> [PROBLEM DESCRIPTION]
Review the material line by line. Identify and copy every line that contains the string "dash".

> [RECORD EXCERPTS]
○ ○ ○
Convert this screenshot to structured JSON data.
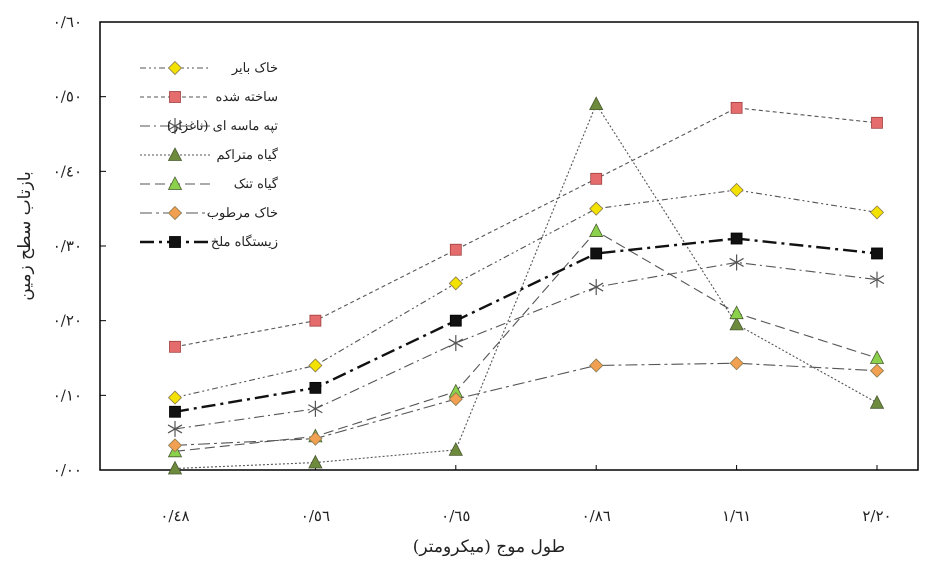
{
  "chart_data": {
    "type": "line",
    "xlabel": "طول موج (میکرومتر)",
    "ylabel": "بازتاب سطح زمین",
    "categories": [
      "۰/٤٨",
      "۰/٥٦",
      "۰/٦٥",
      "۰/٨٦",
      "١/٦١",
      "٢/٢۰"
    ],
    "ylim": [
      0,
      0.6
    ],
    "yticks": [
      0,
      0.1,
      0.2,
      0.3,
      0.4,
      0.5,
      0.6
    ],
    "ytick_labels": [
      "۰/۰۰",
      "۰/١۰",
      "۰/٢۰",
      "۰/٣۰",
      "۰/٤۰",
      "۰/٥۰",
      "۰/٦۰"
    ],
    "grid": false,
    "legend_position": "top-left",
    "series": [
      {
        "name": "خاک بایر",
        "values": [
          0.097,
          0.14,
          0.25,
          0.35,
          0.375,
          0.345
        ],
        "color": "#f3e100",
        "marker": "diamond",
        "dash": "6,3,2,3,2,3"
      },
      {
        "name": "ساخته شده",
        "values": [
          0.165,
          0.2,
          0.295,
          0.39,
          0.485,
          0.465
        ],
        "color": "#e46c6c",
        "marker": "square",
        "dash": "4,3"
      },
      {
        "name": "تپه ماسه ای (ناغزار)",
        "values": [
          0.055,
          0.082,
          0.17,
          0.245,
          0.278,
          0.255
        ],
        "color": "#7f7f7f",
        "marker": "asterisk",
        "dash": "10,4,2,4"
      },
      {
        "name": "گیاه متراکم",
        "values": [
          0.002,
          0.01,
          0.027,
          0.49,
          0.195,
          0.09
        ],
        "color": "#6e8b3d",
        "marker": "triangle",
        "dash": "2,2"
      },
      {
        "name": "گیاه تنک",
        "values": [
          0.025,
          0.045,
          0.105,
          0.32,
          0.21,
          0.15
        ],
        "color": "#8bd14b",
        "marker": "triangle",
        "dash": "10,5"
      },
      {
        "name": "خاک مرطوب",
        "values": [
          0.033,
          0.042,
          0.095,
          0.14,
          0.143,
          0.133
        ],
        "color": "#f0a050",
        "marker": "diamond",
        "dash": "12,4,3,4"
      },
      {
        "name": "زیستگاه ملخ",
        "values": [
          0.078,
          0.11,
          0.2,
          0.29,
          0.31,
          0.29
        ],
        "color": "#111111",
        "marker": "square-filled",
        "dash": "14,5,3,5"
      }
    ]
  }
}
○ ○ ○
> [EXERCISE SOLUTION]
        "dash": "6,3,2,3,2,3"
        "dash": "4,3"
        "dash": "10,4,2,4"
        "dash": "2,2"
        "dash": "10,5"
        "dash": "12,4,3,4"
        "dash": "14,5,3,5"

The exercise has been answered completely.